### Exercise
Exactly repeat the full listing that follows.
Records to process start
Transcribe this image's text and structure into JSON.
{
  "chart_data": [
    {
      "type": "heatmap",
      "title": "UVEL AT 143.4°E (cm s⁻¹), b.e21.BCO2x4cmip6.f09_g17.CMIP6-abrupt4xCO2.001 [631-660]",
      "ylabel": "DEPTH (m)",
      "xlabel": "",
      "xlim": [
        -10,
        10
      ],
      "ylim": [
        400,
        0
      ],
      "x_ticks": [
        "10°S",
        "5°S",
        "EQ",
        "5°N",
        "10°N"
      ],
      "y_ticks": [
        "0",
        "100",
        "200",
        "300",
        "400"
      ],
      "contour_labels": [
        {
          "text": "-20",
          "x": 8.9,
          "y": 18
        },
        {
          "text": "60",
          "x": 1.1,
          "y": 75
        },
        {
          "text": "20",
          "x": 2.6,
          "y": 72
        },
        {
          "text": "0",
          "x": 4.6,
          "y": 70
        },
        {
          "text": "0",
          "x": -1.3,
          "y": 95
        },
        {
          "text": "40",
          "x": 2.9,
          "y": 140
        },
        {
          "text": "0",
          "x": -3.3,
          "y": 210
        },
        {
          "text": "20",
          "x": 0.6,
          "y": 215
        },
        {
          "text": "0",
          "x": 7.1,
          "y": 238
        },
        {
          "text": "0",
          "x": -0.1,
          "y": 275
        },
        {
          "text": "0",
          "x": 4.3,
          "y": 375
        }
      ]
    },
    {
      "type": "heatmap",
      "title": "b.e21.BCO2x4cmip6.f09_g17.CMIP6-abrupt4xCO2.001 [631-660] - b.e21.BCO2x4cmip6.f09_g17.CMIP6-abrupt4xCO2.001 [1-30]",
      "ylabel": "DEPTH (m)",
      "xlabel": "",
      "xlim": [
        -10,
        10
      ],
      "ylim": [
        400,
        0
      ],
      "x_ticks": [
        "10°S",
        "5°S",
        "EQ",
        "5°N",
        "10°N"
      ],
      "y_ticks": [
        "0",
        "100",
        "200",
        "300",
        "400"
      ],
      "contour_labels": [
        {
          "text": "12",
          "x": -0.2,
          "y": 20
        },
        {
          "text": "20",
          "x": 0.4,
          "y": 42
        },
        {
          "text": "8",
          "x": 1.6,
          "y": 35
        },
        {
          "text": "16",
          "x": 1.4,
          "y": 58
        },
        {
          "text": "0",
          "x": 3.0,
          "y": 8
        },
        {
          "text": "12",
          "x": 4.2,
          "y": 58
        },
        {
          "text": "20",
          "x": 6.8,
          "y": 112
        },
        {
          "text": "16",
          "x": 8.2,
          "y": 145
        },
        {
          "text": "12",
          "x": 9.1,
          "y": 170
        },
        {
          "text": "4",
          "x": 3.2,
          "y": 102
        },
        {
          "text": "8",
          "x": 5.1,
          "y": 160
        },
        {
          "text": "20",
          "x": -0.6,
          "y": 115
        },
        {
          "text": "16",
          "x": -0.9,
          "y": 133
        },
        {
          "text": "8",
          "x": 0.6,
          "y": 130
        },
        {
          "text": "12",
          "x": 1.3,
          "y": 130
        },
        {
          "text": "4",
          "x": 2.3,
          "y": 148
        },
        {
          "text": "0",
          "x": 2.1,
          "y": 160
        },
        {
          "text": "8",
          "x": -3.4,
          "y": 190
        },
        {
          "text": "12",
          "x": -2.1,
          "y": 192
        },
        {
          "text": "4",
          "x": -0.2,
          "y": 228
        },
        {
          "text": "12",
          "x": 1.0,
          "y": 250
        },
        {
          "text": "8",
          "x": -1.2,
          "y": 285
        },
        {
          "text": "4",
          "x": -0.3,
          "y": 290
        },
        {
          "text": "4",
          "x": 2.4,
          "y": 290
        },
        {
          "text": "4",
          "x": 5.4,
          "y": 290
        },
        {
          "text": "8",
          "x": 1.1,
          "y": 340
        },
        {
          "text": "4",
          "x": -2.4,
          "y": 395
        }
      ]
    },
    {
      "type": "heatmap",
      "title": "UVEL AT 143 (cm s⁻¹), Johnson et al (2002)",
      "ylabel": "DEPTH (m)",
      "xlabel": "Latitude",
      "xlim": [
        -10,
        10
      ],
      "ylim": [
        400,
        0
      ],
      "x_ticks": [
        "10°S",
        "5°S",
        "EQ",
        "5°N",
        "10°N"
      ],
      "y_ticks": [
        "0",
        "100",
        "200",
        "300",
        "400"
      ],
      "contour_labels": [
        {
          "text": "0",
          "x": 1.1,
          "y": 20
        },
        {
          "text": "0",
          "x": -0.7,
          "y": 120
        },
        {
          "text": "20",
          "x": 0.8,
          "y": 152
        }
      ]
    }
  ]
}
Records to process end
### Solved problem
Transcribe this image's text and structure into JSON.
{
  "chart_data": [
    {
      "type": "heatmap",
      "title": "UVEL AT 143.4°E (cm s⁻¹), b.e21.BCO2x4cmip6.f09_g17.CMIP6-abrupt4xCO2.001 [631-660]",
      "ylabel": "DEPTH (m)",
      "xlabel": "",
      "xlim": [
        -10,
        10
      ],
      "ylim": [
        400,
        0
      ],
      "x_ticks": [
        "10°S",
        "5°S",
        "EQ",
        "5°N",
        "10°N"
      ],
      "y_ticks": [
        "0",
        "100",
        "200",
        "300",
        "400"
      ],
      "contour_labels": [
        {
          "text": "-20",
          "x": 8.9,
          "y": 18
        },
        {
          "text": "60",
          "x": 1.1,
          "y": 75
        },
        {
          "text": "20",
          "x": 2.6,
          "y": 72
        },
        {
          "text": "0",
          "x": 4.6,
          "y": 70
        },
        {
          "text": "0",
          "x": -1.3,
          "y": 95
        },
        {
          "text": "40",
          "x": 2.9,
          "y": 140
        },
        {
          "text": "0",
          "x": -3.3,
          "y": 210
        },
        {
          "text": "20",
          "x": 0.6,
          "y": 215
        },
        {
          "text": "0",
          "x": 7.1,
          "y": 238
        },
        {
          "text": "0",
          "x": -0.1,
          "y": 275
        },
        {
          "text": "0",
          "x": 4.3,
          "y": 375
        }
      ]
    },
    {
      "type": "heatmap",
      "title": "b.e21.BCO2x4cmip6.f09_g17.CMIP6-abrupt4xCO2.001 [631-660] - b.e21.BCO2x4cmip6.f09_g17.CMIP6-abrupt4xCO2.001 [1-30]",
      "ylabel": "DEPTH (m)",
      "xlabel": "",
      "xlim": [
        -10,
        10
      ],
      "ylim": [
        400,
        0
      ],
      "x_ticks": [
        "10°S",
        "5°S",
        "EQ",
        "5°N",
        "10°N"
      ],
      "y_ticks": [
        "0",
        "100",
        "200",
        "300",
        "400"
      ],
      "contour_labels": [
        {
          "text": "12",
          "x": -0.2,
          "y": 20
        },
        {
          "text": "20",
          "x": 0.4,
          "y": 42
        },
        {
          "text": "8",
          "x": 1.6,
          "y": 35
        },
        {
          "text": "16",
          "x": 1.4,
          "y": 58
        },
        {
          "text": "0",
          "x": 3.0,
          "y": 8
        },
        {
          "text": "12",
          "x": 4.2,
          "y": 58
        },
        {
          "text": "20",
          "x": 6.8,
          "y": 112
        },
        {
          "text": "16",
          "x": 8.2,
          "y": 145
        },
        {
          "text": "12",
          "x": 9.1,
          "y": 170
        },
        {
          "text": "4",
          "x": 3.2,
          "y": 102
        },
        {
          "text": "8",
          "x": 5.1,
          "y": 160
        },
        {
          "text": "20",
          "x": -0.6,
          "y": 115
        },
        {
          "text": "16",
          "x": -0.9,
          "y": 133
        },
        {
          "text": "8",
          "x": 0.6,
          "y": 130
        },
        {
          "text": "12",
          "x": 1.3,
          "y": 130
        },
        {
          "text": "4",
          "x": 2.3,
          "y": 148
        },
        {
          "text": "0",
          "x": 2.1,
          "y": 160
        },
        {
          "text": "8",
          "x": -3.4,
          "y": 190
        },
        {
          "text": "12",
          "x": -2.1,
          "y": 192
        },
        {
          "text": "4",
          "x": -0.2,
          "y": 228
        },
        {
          "text": "12",
          "x": 1.0,
          "y": 250
        },
        {
          "text": "8",
          "x": -1.2,
          "y": 285
        },
        {
          "text": "4",
          "x": -0.3,
          "y": 290
        },
        {
          "text": "4",
          "x": 2.4,
          "y": 290
        },
        {
          "text": "4",
          "x": 5.4,
          "y": 290
        },
        {
          "text": "8",
          "x": 1.1,
          "y": 340
        },
        {
          "text": "4",
          "x": -2.4,
          "y": 395
        }
      ]
    },
    {
      "type": "heatmap",
      "title": "UVEL AT 143 (cm s⁻¹), Johnson et al (2002)",
      "ylabel": "DEPTH (m)",
      "xlabel": "Latitude",
      "xlim": [
        -10,
        10
      ],
      "ylim": [
        400,
        0
      ],
      "x_ticks": [
        "10°S",
        "5°S",
        "EQ",
        "5°N",
        "10°N"
      ],
      "y_ticks": [
        "0",
        "100",
        "200",
        "300",
        "400"
      ],
      "contour_labels": [
        {
          "text": "0",
          "x": 1.1,
          "y": 20
        },
        {
          "text": "0",
          "x": -0.7,
          "y": 120
        },
        {
          "text": "20",
          "x": 0.8,
          "y": 152
        }
      ]
    }
  ]
}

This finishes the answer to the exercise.